++++ ENTRIES SHOWN

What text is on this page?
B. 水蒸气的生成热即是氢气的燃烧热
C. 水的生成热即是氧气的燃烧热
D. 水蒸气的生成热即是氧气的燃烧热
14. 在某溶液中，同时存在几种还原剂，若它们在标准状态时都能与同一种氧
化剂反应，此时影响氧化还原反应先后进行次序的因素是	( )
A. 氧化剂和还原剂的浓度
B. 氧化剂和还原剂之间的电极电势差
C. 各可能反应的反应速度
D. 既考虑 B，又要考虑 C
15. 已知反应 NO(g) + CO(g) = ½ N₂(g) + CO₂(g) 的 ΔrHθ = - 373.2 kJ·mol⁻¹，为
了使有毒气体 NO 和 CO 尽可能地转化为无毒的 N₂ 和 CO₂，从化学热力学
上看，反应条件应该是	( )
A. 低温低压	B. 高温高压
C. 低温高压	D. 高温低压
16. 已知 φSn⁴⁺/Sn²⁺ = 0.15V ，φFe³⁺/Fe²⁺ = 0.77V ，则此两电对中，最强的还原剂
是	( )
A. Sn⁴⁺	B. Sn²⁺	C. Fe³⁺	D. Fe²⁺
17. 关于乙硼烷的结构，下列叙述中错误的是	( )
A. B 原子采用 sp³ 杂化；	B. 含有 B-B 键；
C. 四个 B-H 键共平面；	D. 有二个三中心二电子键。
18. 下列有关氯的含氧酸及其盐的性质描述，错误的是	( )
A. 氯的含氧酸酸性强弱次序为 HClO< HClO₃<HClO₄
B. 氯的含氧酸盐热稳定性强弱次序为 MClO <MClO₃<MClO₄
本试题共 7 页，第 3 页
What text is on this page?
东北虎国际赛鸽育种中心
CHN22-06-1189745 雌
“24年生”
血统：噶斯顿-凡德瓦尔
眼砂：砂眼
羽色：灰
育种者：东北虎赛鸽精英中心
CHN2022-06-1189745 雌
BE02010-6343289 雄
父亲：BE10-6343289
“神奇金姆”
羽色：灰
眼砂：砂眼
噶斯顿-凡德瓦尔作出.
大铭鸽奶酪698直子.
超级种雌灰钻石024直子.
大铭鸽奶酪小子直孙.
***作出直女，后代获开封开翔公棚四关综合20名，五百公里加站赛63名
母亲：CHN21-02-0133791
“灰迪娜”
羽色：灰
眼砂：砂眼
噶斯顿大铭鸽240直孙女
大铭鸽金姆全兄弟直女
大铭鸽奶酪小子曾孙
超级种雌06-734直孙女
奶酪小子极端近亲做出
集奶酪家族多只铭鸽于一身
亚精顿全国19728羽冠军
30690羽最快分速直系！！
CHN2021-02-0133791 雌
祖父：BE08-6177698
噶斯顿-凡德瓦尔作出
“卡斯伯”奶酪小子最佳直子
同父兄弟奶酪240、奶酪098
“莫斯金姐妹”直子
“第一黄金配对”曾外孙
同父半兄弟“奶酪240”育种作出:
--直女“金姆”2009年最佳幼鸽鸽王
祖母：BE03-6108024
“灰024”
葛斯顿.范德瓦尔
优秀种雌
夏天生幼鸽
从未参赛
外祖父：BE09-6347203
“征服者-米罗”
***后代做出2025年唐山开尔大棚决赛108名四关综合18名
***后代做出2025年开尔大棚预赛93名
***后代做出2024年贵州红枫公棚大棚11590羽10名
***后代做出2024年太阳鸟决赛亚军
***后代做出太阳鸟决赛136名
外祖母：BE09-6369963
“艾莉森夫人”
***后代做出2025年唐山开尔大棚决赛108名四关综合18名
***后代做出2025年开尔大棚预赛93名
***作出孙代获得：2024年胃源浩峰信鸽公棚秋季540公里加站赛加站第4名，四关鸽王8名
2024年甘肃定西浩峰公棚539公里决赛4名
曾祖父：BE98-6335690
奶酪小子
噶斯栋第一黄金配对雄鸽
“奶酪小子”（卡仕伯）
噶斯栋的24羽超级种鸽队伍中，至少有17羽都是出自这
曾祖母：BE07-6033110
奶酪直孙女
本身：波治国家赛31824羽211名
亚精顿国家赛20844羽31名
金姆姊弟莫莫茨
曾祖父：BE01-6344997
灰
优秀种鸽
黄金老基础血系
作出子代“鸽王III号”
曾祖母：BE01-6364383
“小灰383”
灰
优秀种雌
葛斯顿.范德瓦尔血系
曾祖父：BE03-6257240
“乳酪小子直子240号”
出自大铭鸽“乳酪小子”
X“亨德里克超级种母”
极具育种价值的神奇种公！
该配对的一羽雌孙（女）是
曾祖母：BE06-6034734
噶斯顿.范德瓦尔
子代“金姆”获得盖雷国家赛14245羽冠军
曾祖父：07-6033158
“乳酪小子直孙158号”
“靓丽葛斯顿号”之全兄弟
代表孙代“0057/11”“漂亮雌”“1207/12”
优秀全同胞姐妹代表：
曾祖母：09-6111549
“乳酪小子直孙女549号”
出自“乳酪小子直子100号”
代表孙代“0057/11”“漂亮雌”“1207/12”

++++++++

EXERCISE => Your task is to print the whole listing again exactly.

TASK RESPONSE =>
What text is on this page?
B. 水蒸气的生成热即是氢气的燃烧热
C. 水的生成热即是氧气的燃烧热
D. 水蒸气的生成热即是氧气的燃烧热
14. 在某溶液中，同时存在几种还原剂，若它们在标准状态时都能与同一种氧
化剂反应，此时影响氧化还原反应先后进行次序的因素是	( )
A. 氧化剂和还原剂的浓度
B. 氧化剂和还原剂之间的电极电势差
C. 各可能反应的反应速度
D. 既考虑 B，又要考虑 C
15. 已知反应 NO(g) + CO(g) = ½ N₂(g) + CO₂(g) 的 ΔrHθ = - 373.2 kJ·mol⁻¹，为
了使有毒气体 NO 和 CO 尽可能地转化为无毒的 N₂ 和 CO₂，从化学热力学
上看，反应条件应该是	( )
A. 低温低压	B. 高温高压
C. 低温高压	D. 高温低压
16. 已知 φSn⁴⁺/Sn²⁺ = 0.15V ，φFe³⁺/Fe²⁺ = 0.77V ，则此两电对中，最强的还原剂
是	( )
A. Sn⁴⁺	B. Sn²⁺	C. Fe³⁺	D. Fe²⁺
17. 关于乙硼烷的结构，下列叙述中错误的是	( )
A. B 原子采用 sp³ 杂化；	B. 含有 B-B 键；
C. 四个 B-H 键共平面；	D. 有二个三中心二电子键。
18. 下列有关氯的含氧酸及其盐的性质描述，错误的是	( )
A. 氯的含氧酸酸性强弱次序为 HClO< HClO₃<HClO₄
B. 氯的含氧酸盐热稳定性强弱次序为 MClO <MClO₃<MClO₄
本试题共 7 页，第 3 页
What text is on this page?
东北虎国际赛鸽育种中心
CHN22-06-1189745 雌
“24年生”
血统：噶斯顿-凡德瓦尔
眼砂：砂眼
羽色：灰
育种者：东北虎赛鸽精英中心
CHN2022-06-1189745 雌
BE02010-6343289 雄
父亲：BE10-6343289
“神奇金姆”
羽色：灰
眼砂：砂眼
噶斯顿-凡德瓦尔作出.
大铭鸽奶酪698直子.
超级种雌灰钻石024直子.
大铭鸽奶酪小子直孙.
***作出直女，后代获开封开翔公棚四关综合20名，五百公里加站赛63名
母亲：CHN21-02-0133791
“灰迪娜”
羽色：灰
眼砂：砂眼
噶斯顿大铭鸽240直孙女
大铭鸽金姆全兄弟直女
大铭鸽奶酪小子曾孙
超级种雌06-734直孙女
奶酪小子极端近亲做出
集奶酪家族多只铭鸽于一身
亚精顿全国19728羽冠军
30690羽最快分速直系！！
CHN2021-02-0133791 雌
祖父：BE08-6177698
噶斯顿-凡德瓦尔作出
“卡斯伯”奶酪小子最佳直子
同父兄弟奶酪240、奶酪098
“莫斯金姐妹”直子
“第一黄金配对”曾外孙
同父半兄弟“奶酪240”育种作出:
--直女“金姆”2009年最佳幼鸽鸽王
祖母：BE03-6108024
“灰024”
葛斯顿.范德瓦尔
优秀种雌
夏天生幼鸽
从未参赛
外祖父：BE09-6347203
“征服者-米罗”
***后代做出2025年唐山开尔大棚决赛108名四关综合18名
***后代做出2025年开尔大棚预赛93名
***后代做出2024年贵州红枫公棚大棚11590羽10名
***后代做出2024年太阳鸟决赛亚军
***后代做出太阳鸟决赛136名
外祖母：BE09-6369963
“艾莉森夫人”
***后代做出2025年唐山开尔大棚决赛108名四关综合18名
***后代做出2025年开尔大棚预赛93名
***作出孙代获得：2024年胃源浩峰信鸽公棚秋季540公里加站赛加站第4名，四关鸽王8名
2024年甘肃定西浩峰公棚539公里决赛4名
曾祖父：BE98-6335690
奶酪小子
噶斯栋第一黄金配对雄鸽
“奶酪小子”（卡仕伯）
噶斯栋的24羽超级种鸽队伍中，至少有17羽都是出自这
曾祖母：BE07-6033110
奶酪直孙女
本身：波治国家赛31824羽211名
亚精顿国家赛20844羽31名
金姆姊弟莫莫茨
曾祖父：BE01-6344997
灰
优秀种鸽
黄金老基础血系
作出子代“鸽王III号”
曾祖母：BE01-6364383
“小灰383”
灰
优秀种雌
葛斯顿.范德瓦尔血系
曾祖父：BE03-6257240
“乳酪小子直子240号”
出自大铭鸽“乳酪小子”
X“亨德里克超级种母”
极具育种价值的神奇种公！
该配对的一羽雌孙（女）是
曾祖母：BE06-6034734
噶斯顿.范德瓦尔
子代“金姆”获得盖雷国家赛14245羽冠军
曾祖父：07-6033158
“乳酪小子直孙158号”
“靓丽葛斯顿号”之全兄弟
代表孙代“0057/11”“漂亮雌”“1207/12”
优秀全同胞姐妹代表：
曾祖母：09-6111549
“乳酪小子直孙女549号”
出自“乳酪小子直子100号”
代表孙代“0057/11”“漂亮雌”“1207/12”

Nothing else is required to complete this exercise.